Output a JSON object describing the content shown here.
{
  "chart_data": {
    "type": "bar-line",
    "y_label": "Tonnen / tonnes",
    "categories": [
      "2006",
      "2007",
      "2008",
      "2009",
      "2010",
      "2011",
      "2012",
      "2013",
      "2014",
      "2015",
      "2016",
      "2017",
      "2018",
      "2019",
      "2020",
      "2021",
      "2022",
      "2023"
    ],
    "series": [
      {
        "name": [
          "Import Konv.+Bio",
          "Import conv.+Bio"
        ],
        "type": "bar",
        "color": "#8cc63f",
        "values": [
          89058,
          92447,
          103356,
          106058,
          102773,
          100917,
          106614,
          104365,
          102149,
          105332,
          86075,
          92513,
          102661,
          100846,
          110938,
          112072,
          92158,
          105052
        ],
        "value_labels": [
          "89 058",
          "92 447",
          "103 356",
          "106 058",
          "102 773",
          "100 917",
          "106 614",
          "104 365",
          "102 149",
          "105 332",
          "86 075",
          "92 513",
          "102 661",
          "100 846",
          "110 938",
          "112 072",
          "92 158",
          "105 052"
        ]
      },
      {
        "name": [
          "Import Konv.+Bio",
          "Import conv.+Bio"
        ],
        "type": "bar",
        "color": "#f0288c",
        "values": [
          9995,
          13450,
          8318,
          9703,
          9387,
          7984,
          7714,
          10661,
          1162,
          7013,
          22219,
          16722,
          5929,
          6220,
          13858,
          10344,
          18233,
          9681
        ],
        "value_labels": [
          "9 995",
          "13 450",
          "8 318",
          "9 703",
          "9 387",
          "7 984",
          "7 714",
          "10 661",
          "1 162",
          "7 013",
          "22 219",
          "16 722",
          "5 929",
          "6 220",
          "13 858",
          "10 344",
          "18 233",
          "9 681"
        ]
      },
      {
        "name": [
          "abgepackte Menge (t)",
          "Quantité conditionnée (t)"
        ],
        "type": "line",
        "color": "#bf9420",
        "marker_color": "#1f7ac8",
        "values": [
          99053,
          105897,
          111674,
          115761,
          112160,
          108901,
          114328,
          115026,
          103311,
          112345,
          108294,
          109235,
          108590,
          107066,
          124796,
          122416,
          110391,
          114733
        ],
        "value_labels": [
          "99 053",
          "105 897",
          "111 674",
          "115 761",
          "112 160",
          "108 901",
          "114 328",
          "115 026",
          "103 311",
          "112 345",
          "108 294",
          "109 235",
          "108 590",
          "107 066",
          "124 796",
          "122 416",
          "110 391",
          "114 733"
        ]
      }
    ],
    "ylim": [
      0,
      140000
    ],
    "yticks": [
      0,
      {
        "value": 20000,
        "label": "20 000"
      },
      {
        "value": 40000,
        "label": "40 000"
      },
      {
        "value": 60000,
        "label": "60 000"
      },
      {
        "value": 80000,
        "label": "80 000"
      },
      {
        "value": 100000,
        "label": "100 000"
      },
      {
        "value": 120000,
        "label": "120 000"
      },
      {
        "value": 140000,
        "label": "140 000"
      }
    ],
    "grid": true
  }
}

----------------------------------------

Write out all records exactly, keeping every detail.

Output a JSON object describing the content shown here.
{
  "chart_data": {
    "type": "bar-line",
    "y_label": "Tonnen / tonnes",
    "categories": [
      "2006",
      "2007",
      "2008",
      "2009",
      "2010",
      "2011",
      "2012",
      "2013",
      "2014",
      "2015",
      "2016",
      "2017",
      "2018",
      "2019",
      "2020",
      "2021",
      "2022",
      "2023"
    ],
    "series": [
      {
        "name": [
          "Import Konv.+Bio",
          "Import conv.+Bio"
        ],
        "type": "bar",
        "color": "#8cc63f",
        "values": [
          89058,
          92447,
          103356,
          106058,
          102773,
          100917,
          106614,
          104365,
          102149,
          105332,
          86075,
          92513,
          102661,
          100846,
          110938,
          112072,
          92158,
          105052
        ],
        "value_labels": [
          "89 058",
          "92 447",
          "103 356",
          "106 058",
          "102 773",
          "100 917",
          "106 614",
          "104 365",
          "102 149",
          "105 332",
          "86 075",
          "92 513",
          "102 661",
          "100 846",
          "110 938",
          "112 072",
          "92 158",
          "105 052"
        ]
      },
      {
        "name": [
          "Import Konv.+Bio",
          "Import conv.+Bio"
        ],
        "type": "bar",
        "color": "#f0288c",
        "values": [
          9995,
          13450,
          8318,
          9703,
          9387,
          7984,
          7714,
          10661,
          1162,
          7013,
          22219,
          16722,
          5929,
          6220,
          13858,
          10344,
          18233,
          9681
        ],
        "value_labels": [
          "9 995",
          "13 450",
          "8 318",
          "9 703",
          "9 387",
          "7 984",
          "7 714",
          "10 661",
          "1 162",
          "7 013",
          "22 219",
          "16 722",
          "5 929",
          "6 220",
          "13 858",
          "10 344",
          "18 233",
          "9 681"
        ]
      },
      {
        "name": [
          "abgepackte Menge (t)",
          "Quantité conditionnée (t)"
        ],
        "type": "line",
        "color": "#bf9420",
        "marker_color": "#1f7ac8",
        "values": [
          99053,
          105897,
          111674,
          115761,
          112160,
          108901,
          114328,
          115026,
          103311,
          112345,
          108294,
          109235,
          108590,
          107066,
          124796,
          122416,
          110391,
          114733
        ],
        "value_labels": [
          "99 053",
          "105 897",
          "111 674",
          "115 761",
          "112 160",
          "108 901",
          "114 328",
          "115 026",
          "103 311",
          "112 345",
          "108 294",
          "109 235",
          "108 590",
          "107 066",
          "124 796",
          "122 416",
          "110 391",
          "114 733"
        ]
      }
    ],
    "ylim": [
      0,
      140000
    ],
    "yticks": [
      0,
      {
        "value": 20000,
        "label": "20 000"
      },
      {
        "value": 40000,
        "label": "40 000"
      },
      {
        "value": 60000,
        "label": "60 000"
      },
      {
        "value": 80000,
        "label": "80 000"
      },
      {
        "value": 100000,
        "label": "100 000"
      },
      {
        "value": 120000,
        "label": "120 000"
      },
      {
        "value": 140000,
        "label": "140 000"
      }
    ],
    "grid": true
  }
}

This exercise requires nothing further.